» THE TASK:
List every line below containing "content".

» SUPPLIED ENTRIES:
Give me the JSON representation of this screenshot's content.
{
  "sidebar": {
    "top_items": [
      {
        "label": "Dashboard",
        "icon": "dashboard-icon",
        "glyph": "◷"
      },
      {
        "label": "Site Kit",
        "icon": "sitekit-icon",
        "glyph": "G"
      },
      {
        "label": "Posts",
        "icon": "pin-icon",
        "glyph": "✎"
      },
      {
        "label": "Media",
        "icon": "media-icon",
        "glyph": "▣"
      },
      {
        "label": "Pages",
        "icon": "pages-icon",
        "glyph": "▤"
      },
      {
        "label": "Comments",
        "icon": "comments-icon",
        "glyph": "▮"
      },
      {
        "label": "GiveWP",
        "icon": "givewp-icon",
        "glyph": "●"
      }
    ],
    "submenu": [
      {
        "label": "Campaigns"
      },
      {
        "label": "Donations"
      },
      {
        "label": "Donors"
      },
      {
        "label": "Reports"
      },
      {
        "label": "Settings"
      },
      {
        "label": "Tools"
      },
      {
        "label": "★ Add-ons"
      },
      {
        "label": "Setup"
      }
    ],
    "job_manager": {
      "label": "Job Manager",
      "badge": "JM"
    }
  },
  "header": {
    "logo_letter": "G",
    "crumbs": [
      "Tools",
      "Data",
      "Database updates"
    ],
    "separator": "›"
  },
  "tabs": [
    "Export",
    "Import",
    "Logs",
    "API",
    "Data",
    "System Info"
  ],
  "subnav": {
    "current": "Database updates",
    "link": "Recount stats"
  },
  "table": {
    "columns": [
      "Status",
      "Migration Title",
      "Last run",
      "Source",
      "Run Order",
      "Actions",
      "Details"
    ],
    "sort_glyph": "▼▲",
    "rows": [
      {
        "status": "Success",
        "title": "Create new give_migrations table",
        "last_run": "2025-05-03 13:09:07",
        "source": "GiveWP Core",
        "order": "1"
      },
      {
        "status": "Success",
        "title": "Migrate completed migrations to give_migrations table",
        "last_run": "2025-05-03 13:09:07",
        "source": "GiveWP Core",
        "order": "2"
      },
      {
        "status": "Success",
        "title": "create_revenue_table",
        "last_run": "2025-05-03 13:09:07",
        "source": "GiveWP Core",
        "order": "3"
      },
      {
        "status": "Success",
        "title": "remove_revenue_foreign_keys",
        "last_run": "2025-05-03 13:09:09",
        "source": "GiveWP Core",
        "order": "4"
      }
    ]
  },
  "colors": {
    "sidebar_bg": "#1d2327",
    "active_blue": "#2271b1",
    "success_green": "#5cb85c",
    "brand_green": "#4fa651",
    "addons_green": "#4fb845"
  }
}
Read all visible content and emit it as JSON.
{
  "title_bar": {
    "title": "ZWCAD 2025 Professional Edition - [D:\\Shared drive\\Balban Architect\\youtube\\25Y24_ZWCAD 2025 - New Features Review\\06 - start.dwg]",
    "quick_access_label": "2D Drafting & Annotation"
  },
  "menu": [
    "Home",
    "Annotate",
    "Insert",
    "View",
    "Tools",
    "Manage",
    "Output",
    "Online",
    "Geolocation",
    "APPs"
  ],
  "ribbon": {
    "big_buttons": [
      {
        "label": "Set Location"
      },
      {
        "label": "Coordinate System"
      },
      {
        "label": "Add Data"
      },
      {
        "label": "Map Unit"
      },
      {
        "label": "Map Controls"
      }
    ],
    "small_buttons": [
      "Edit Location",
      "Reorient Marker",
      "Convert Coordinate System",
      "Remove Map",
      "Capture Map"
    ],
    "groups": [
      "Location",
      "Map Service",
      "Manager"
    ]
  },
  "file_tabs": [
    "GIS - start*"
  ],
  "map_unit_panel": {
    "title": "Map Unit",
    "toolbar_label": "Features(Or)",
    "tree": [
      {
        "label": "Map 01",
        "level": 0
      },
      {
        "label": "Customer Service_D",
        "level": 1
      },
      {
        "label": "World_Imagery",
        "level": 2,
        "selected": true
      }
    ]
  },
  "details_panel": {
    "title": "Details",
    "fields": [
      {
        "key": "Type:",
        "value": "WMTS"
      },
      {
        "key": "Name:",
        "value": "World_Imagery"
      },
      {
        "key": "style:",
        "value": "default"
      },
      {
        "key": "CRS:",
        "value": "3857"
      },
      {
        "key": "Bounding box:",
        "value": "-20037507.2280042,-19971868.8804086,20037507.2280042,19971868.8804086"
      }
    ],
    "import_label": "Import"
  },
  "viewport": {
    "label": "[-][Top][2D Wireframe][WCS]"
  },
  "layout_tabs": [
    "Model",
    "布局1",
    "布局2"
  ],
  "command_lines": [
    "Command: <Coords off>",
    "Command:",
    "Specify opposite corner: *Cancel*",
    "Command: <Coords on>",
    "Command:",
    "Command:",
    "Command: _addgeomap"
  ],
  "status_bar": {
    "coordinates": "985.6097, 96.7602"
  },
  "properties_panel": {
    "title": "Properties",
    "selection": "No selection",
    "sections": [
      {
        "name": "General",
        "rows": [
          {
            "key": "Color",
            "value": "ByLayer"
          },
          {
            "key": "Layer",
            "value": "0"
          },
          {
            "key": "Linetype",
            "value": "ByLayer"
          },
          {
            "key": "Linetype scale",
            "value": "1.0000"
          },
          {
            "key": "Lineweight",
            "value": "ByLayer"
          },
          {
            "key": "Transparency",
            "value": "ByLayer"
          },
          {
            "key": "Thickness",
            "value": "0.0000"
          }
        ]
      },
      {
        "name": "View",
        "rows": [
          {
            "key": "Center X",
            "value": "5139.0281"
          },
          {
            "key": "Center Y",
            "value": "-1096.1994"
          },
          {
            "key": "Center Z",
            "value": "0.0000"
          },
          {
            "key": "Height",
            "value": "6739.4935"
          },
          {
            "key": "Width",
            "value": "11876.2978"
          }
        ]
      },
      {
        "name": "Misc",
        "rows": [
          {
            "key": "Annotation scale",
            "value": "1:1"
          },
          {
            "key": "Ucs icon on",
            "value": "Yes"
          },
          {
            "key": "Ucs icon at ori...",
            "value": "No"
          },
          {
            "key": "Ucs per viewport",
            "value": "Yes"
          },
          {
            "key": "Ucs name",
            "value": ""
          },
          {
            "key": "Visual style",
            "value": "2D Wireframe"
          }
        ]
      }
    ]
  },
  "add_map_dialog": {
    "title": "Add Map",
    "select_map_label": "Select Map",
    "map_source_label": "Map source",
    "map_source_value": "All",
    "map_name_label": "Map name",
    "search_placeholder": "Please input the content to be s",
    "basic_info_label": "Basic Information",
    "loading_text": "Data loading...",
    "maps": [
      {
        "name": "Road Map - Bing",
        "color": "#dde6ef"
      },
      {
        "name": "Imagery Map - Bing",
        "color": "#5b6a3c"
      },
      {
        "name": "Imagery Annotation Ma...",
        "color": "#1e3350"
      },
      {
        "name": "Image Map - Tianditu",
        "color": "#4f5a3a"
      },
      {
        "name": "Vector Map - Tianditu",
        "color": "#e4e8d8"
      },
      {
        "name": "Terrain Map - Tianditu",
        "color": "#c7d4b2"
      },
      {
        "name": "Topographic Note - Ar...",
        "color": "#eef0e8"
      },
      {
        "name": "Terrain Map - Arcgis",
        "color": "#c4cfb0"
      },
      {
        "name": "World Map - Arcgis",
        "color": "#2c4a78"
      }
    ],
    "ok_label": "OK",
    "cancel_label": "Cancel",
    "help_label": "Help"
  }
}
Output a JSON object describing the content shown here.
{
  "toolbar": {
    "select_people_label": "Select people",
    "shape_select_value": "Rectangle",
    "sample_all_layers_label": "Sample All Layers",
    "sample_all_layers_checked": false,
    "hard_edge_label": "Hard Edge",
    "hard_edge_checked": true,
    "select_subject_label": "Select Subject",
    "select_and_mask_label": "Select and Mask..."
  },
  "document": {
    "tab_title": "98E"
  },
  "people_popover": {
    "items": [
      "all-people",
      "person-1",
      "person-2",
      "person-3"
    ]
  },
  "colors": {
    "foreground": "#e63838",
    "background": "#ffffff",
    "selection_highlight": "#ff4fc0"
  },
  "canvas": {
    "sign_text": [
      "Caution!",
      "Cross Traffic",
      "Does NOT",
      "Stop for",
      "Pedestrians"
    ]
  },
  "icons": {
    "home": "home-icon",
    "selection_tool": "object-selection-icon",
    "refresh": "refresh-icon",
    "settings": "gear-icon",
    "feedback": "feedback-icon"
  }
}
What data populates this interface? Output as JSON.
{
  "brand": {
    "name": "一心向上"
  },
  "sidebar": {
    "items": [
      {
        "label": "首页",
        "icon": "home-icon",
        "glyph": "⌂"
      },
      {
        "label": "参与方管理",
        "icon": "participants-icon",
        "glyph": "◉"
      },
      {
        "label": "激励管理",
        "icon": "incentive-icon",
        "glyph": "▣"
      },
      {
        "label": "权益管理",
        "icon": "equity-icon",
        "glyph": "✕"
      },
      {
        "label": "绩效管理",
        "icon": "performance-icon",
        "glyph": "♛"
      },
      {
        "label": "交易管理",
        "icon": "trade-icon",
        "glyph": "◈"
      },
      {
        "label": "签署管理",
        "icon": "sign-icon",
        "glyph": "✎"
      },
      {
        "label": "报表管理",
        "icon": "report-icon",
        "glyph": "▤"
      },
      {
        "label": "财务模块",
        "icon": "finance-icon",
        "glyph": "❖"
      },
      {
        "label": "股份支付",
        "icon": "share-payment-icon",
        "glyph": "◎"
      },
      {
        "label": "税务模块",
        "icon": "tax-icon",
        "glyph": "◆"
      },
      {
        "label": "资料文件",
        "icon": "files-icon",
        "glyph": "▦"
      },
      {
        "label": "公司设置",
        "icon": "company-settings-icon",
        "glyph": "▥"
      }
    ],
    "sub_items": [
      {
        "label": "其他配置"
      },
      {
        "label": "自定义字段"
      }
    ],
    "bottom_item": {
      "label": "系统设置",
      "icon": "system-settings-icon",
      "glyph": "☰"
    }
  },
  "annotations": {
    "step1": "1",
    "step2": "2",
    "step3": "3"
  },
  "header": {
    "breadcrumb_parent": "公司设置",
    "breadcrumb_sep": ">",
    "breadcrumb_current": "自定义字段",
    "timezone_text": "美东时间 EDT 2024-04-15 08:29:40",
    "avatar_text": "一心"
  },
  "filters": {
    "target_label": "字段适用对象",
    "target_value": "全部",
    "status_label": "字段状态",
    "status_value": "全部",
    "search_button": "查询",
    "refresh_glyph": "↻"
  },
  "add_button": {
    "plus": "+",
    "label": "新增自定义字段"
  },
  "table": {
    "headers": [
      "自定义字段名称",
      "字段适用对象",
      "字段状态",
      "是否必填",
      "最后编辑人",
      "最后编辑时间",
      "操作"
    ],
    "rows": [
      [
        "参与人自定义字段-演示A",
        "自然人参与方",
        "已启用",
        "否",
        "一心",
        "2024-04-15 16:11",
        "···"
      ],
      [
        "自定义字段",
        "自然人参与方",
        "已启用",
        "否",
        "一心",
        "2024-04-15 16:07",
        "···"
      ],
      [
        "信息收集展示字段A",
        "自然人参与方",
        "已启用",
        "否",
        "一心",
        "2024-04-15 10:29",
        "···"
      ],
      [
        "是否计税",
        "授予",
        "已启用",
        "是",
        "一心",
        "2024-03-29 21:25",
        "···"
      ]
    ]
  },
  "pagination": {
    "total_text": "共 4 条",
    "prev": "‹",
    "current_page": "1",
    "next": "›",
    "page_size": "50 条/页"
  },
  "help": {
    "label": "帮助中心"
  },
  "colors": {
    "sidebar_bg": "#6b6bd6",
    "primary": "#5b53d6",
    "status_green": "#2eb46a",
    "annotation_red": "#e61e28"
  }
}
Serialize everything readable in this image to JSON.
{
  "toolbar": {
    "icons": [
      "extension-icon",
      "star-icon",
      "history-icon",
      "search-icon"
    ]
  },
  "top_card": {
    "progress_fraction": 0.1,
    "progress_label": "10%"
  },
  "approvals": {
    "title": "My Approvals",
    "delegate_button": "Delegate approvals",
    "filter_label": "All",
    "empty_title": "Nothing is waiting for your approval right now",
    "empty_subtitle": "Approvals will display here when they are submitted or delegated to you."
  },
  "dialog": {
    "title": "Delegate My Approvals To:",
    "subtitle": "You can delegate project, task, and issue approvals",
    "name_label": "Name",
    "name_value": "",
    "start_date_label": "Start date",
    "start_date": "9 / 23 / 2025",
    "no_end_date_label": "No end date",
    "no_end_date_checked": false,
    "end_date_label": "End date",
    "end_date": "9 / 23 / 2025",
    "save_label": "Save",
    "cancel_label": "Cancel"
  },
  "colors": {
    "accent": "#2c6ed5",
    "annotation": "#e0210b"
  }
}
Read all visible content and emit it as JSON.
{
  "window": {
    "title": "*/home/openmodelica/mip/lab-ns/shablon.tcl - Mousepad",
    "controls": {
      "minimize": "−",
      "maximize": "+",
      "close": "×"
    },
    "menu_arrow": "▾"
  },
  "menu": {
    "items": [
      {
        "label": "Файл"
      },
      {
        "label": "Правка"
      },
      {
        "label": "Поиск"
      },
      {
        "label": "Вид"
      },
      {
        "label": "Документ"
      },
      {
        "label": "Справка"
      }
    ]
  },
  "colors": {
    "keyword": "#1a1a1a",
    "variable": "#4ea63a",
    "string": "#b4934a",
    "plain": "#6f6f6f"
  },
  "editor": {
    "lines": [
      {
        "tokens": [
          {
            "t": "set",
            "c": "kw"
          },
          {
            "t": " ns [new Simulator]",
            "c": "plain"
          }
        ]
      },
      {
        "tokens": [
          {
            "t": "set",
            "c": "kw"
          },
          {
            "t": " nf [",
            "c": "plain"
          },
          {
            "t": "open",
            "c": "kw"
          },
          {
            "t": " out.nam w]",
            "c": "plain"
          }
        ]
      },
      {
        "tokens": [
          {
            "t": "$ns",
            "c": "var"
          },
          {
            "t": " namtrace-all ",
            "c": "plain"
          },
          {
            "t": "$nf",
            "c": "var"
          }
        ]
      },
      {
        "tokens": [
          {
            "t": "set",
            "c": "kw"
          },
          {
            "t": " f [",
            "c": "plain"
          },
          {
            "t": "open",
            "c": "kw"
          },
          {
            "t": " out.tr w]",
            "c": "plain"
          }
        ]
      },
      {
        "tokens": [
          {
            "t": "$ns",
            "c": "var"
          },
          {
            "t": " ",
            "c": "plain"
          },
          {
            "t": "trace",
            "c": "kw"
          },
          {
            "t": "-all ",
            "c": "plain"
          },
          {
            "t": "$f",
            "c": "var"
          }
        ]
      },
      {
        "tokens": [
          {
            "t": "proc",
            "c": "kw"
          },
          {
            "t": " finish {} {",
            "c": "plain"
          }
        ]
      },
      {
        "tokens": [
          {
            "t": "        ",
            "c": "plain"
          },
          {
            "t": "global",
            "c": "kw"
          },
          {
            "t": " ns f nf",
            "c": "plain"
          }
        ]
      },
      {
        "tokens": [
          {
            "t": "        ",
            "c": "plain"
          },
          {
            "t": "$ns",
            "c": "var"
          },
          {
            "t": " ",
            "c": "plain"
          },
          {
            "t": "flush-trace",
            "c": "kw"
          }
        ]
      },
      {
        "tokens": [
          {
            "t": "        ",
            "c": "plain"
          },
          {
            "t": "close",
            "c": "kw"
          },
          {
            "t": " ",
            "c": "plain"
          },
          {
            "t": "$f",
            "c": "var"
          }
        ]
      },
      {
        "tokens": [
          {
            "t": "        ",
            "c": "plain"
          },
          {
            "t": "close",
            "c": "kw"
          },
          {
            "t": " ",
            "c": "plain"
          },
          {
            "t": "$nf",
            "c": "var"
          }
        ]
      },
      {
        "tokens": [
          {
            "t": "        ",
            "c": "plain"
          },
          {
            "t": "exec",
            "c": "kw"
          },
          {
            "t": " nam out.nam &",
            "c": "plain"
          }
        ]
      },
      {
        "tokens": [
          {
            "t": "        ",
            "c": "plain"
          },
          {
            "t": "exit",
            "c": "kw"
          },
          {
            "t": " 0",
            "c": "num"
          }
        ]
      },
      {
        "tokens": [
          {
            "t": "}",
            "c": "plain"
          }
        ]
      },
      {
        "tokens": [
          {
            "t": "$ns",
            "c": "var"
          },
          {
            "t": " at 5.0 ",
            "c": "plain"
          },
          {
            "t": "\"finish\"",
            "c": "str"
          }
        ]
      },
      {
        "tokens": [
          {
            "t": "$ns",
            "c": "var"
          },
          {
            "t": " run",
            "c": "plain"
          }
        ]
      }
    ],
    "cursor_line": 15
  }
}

» ANSWER TO THIS TASK:
Give me the JSON representation of this screenshot's content.
Read all visible content and emit it as JSON.
    "search_placeholder": "Please input the content to be s",
Output a JSON object describing the content shown here.
Read all visible content and emit it as JSON.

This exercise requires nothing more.